§ Exercise aim: Return each entry exactly, with none missing.

-- begin --

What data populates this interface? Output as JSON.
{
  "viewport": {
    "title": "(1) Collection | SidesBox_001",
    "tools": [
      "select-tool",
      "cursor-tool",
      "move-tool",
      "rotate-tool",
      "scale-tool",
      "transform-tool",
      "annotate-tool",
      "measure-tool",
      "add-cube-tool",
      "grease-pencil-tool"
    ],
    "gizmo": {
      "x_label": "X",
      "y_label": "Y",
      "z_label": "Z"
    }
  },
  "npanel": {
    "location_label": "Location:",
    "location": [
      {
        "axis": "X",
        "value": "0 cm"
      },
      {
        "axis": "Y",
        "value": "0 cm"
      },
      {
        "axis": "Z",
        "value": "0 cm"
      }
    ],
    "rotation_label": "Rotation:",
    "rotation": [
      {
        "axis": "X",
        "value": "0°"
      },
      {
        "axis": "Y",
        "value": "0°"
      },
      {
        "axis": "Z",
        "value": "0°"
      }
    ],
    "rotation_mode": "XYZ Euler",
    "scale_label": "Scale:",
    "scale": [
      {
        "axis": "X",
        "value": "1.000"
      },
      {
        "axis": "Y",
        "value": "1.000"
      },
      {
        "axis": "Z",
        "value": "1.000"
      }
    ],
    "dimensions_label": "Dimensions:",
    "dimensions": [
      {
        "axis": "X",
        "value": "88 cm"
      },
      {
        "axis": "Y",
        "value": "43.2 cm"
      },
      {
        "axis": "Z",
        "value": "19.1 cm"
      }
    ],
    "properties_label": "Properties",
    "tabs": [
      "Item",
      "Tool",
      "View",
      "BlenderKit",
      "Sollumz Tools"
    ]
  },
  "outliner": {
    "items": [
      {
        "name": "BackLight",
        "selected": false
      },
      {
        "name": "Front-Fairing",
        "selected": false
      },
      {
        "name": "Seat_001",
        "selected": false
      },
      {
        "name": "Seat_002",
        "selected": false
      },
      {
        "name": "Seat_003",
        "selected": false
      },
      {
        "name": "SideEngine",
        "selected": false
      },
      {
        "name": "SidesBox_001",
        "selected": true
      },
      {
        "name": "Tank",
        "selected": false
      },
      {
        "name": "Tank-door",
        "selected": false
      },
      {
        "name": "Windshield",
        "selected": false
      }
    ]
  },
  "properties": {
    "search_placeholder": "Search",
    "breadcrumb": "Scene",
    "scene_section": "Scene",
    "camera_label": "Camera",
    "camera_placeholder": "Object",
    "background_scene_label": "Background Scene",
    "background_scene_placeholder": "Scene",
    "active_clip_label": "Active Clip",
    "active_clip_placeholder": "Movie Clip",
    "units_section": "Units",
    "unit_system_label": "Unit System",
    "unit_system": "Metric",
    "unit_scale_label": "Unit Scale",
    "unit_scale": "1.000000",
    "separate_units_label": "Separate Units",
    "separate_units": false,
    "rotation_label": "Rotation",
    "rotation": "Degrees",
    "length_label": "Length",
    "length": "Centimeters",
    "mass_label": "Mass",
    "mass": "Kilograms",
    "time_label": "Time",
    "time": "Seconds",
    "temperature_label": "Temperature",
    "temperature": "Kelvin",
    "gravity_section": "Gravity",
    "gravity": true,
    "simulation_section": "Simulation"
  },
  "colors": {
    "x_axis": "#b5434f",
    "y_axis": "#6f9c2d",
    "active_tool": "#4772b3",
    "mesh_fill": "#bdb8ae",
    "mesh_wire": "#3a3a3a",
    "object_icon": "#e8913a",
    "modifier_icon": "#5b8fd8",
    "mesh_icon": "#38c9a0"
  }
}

-- end --

§ Complete response:
What data populates this interface? Output as JSON.
{
  "viewport": {
    "title": "(1) Collection | SidesBox_001",
    "tools": [
      "select-tool",
      "cursor-tool",
      "move-tool",
      "rotate-tool",
      "scale-tool",
      "transform-tool",
      "annotate-tool",
      "measure-tool",
      "add-cube-tool",
      "grease-pencil-tool"
    ],
    "gizmo": {
      "x_label": "X",
      "y_label": "Y",
      "z_label": "Z"
    }
  },
  "npanel": {
    "location_label": "Location:",
    "location": [
      {
        "axis": "X",
        "value": "0 cm"
      },
      {
        "axis": "Y",
        "value": "0 cm"
      },
      {
        "axis": "Z",
        "value": "0 cm"
      }
    ],
    "rotation_label": "Rotation:",
    "rotation": [
      {
        "axis": "X",
        "value": "0°"
      },
      {
        "axis": "Y",
        "value": "0°"
      },
      {
        "axis": "Z",
        "value": "0°"
      }
    ],
    "rotation_mode": "XYZ Euler",
    "scale_label": "Scale:",
    "scale": [
      {
        "axis": "X",
        "value": "1.000"
      },
      {
        "axis": "Y",
        "value": "1.000"
      },
      {
        "axis": "Z",
        "value": "1.000"
      }
    ],
    "dimensions_label": "Dimensions:",
    "dimensions": [
      {
        "axis": "X",
        "value": "88 cm"
      },
      {
        "axis": "Y",
        "value": "43.2 cm"
      },
      {
        "axis": "Z",
        "value": "19.1 cm"
      }
    ],
    "properties_label": "Properties",
    "tabs": [
      "Item",
      "Tool",
      "View",
      "BlenderKit",
      "Sollumz Tools"
    ]
  },
  "outliner": {
    "items": [
      {
        "name": "BackLight",
        "selected": false
      },
      {
        "name": "Front-Fairing",
        "selected": false
      },
      {
        "name": "Seat_001",
        "selected": false
      },
      {
        "name": "Seat_002",
        "selected": false
      },
      {
        "name": "Seat_003",
        "selected": false
      },
      {
        "name": "SideEngine",
        "selected": false
      },
      {
        "name": "SidesBox_001",
        "selected": true
      },
      {
        "name": "Tank",
        "selected": false
      },
      {
        "name": "Tank-door",
        "selected": false
      },
      {
        "name": "Windshield",
        "selected": false
      }
    ]
  },
  "properties": {
    "search_placeholder": "Search",
    "breadcrumb": "Scene",
    "scene_section": "Scene",
    "camera_label": "Camera",
    "camera_placeholder": "Object",
    "background_scene_label": "Background Scene",
    "background_scene_placeholder": "Scene",
    "active_clip_label": "Active Clip",
    "active_clip_placeholder": "Movie Clip",
    "units_section": "Units",
    "unit_system_label": "Unit System",
    "unit_system": "Metric",
    "unit_scale_label": "Unit Scale",
    "unit_scale": "1.000000",
    "separate_units_label": "Separate Units",
    "separate_units": false,
    "rotation_label": "Rotation",
    "rotation": "Degrees",
    "length_label": "Length",
    "length": "Centimeters",
    "mass_label": "Mass",
    "mass": "Kilograms",
    "time_label": "Time",
    "time": "Seconds",
    "temperature_label": "Temperature",
    "temperature": "Kelvin",
    "gravity_section": "Gravity",
    "gravity": true,
    "simulation_section": "Simulation"
  },
  "colors": {
    "x_axis": "#b5434f",
    "y_axis": "#6f9c2d",
    "active_tool": "#4772b3",
    "mesh_fill": "#bdb8ae",
    "mesh_wire": "#3a3a3a",
    "object_icon": "#e8913a",
    "modifier_icon": "#5b8fd8",
    "mesh_icon": "#38c9a0"
  }
}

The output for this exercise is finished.